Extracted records
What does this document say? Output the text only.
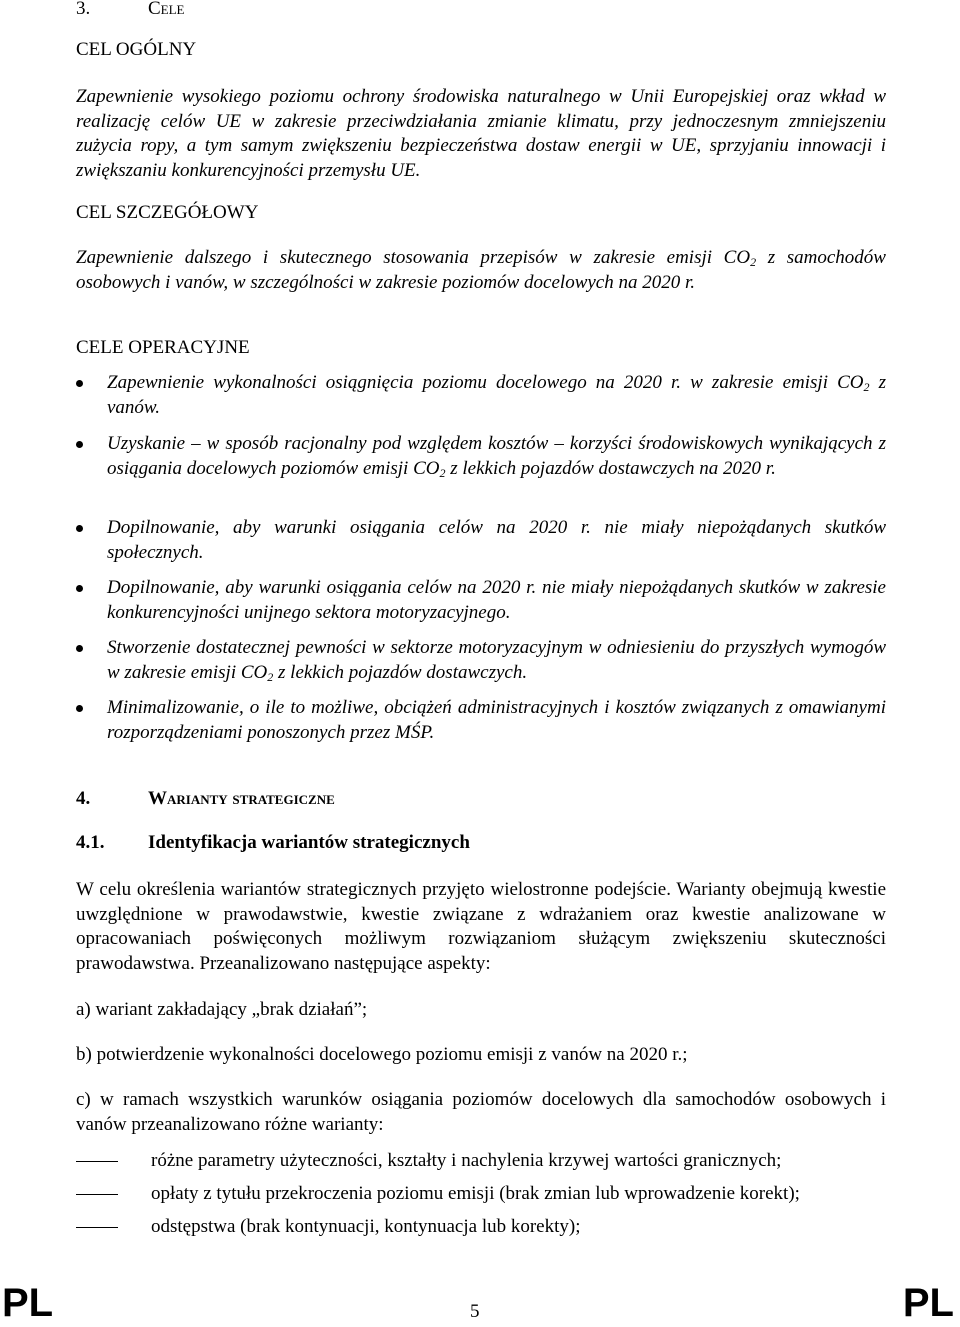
3.	Cele
CEL OGÓLNY
Zapewnienie wysokiego poziomu ochrony środowiska naturalnego w Unii Europejskiej oraz wkład w realizację celów UE w zakresie przeciwdziałania zmianie klimatu, przy jednoczesnym zmniejszeniu zużycia ropy, a tym samym zwiększeniu bezpieczeństwa dostaw energii w UE, sprzyjaniu innowacji i zwiększaniu konkurencyjności przemysłu UE.
CEL SZCZEGÓŁOWY
Zapewnienie dalszego i skutecznego stosowania przepisów w zakresie emisji $CO_2$ z samochodów osobowych i vanów, w szczególności w zakresie poziomów docelowych na 2020 r.
CELE OPERACYJNE
Zapewnienie wykonalności osiągnięcia poziomu docelowego na 2020 r. w zakresie emisji $CO_2$ z vanów.
Uzyskanie – w sposób racjonalny pod względem kosztów – korzyści środowiskowych wynikających z osiągania docelowych poziomów emisji $CO_2$ z lekkich pojazdów dostawczych na 2020 r.
Dopilnowanie, aby warunki osiągania celów na 2020 r. nie miały niepożądanych skutków społecznych.
Dopilnowanie, aby warunki osiągania celów na 2020 r. nie miały niepożądanych skutków w zakresie konkurencyjności unijnego sektora motoryzacyjnego.
Stworzenie dostatecznej pewności w sektorze motoryzacyjnym w odniesieniu do przyszłych wymogów w zakresie emisji $CO_2$ z lekkich pojazdów dostawczych.
Minimalizowanie, o ile to możliwe, obciążeń administracyjnych i kosztów związanych z omawianymi rozporządzeniami ponoszonych przez MŚP.
4.	Warianty strategiczne
4.1. Identyfikacja wariantów strategicznych
W celu określenia wariantów strategicznych przyjęto wielostronne podejście. Warianty obejmują kwestie uwzględnione w prawodawstwie, kwestie związane z wdrażaniem oraz kwestie analizowane w opracowaniach poświęconych możliwym rozwiązaniom służącym zwiększeniu skuteczności prawodawstwa. Przeanalizowano następujące aspekty:
a) wariant zakładający „brak działań”;
b) potwierdzenie wykonalności docelowego poziomu emisji z vanów na 2020 r.;
c) w ramach wszystkich warunków osiągania poziomów docelowych dla samochodów osobowych i vanów przeanalizowano różne warianty:
różne parametry użyteczności, kształty i nachylenia krzywej wartości granicznych;
opłaty z tytułu przekroczenia poziomu emisji (brak zmian lub wprowadzenie korekt);
odstępstwa (brak kontynuacji, kontynuacja lub korekty);
PL	5	PL
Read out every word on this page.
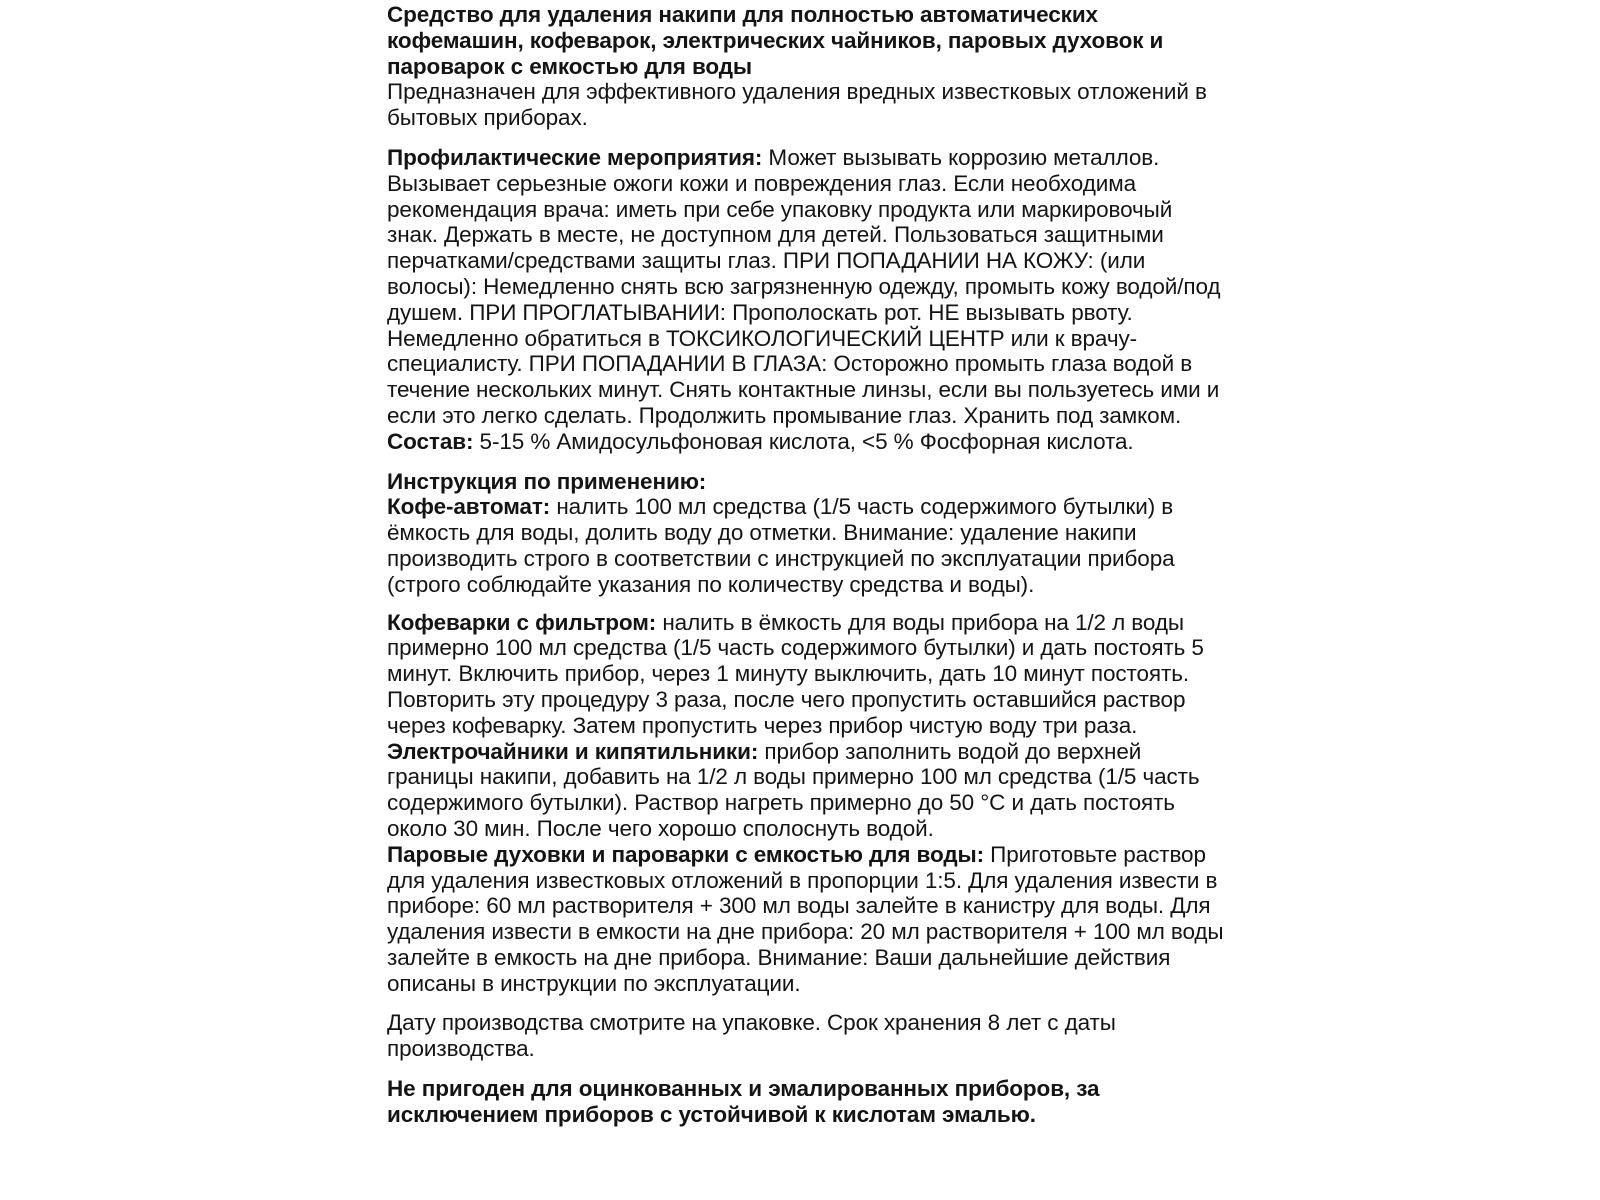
Средство для удаления накипи для полностью автоматических кофемашин, кофеварок, электрических чайников, паровых духовок и пароварок с емкостью для воды

Предназначен для эффективного удаления вредных известковых отложений в бытовых приборах.

Профилактические мероприятия: Может вызывать коррозию металлов. Вызывает серьезные ожоги кожи и повреждения глаз. Если необходима рекомендация врача: иметь при себе упаковку продукта или маркировочый знак. Держать в месте, не доступном для детей. Пользоваться защитными перчатками/средствами защиты глаз. ПРИ ПОПАДАНИИ НА КОЖУ: (или волосы): Немедленно снять всю загрязненную одежду, промыть кожу водой/под душем. ПРИ ПРОГЛАТЫВАНИИ: Прополоскать рот. НЕ вызывать рвоту. Немедленно обратиться в ТОКСИКОЛОГИЧЕСКИЙ ЦЕНТР или к врачу-специалисту. ПРИ ПОПАДАНИИ В ГЛАЗА: Осторожно промыть глаза водой в течение нескольких минут. Снять контактные линзы, если вы пользуетесь ими и если это легко сделать. Продолжить промывание глаз. Хранить под замком.

Состав: 5-15 % Амидосульфоновая кислота, <5 % Фосфорная кислота.

Инструкция по применению:

Кофе-автомат: налить 100 мл средства (1/5 часть содержимого бутылки) в ёмкость для воды, долить воду до отметки. Внимание: удаление накипи производить строго в соответствии с инструкцией по эксплуатации прибора (строго соблюдайте указания по количеству средства и воды).

Кофеварки с фильтром: налить в ёмкость для воды прибора на 1/2 л воды примерно 100 мл средства (1/5 часть содержимого бутылки) и дать постоять 5 минут. Включить прибор, через 1 минуту выключить, дать 10 минут постоять. Повторить эту процедуру 3 раза, после чего пропустить оставшийся раствор через кофеварку. Затем пропустить через прибор чистую воду три раза.

Электрочайники и кипятильники: прибор заполнить водой до верхней границы накипи, добавить на 1/2 л воды примерно 100 мл средства (1/5 часть содержимого бутылки). Раствор нагреть примерно до 50 °С и дать постоять около 30 мин. После чего хорошо сполоснуть водой.

Паровые духовки и пароварки с емкостью для воды: Приготовьте раствор для удаления известковых отложений в пропорции 1:5. Для удаления извести в приборе: 60 мл растворителя + 300 мл воды залейте в канистру для воды. Для удаления извести в емкости на дне прибора: 20 мл растворителя + 100 мл воды залейте в емкость на дне прибора. Внимание: Ваши дальнейшие действия описаны в инструкции по эксплуатации.

Дату производства смотрите на упаковке. Срок хранения 8 лет с даты производства.

Не пригоден для оцинкованных и эмалированных приборов, за исключением приборов с устойчивой к кислотам эмалью.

> [Problem to work on]: In the data above, count the lines where the word "налить" appears; reply with the number only.

> [Answer to this problem]: 2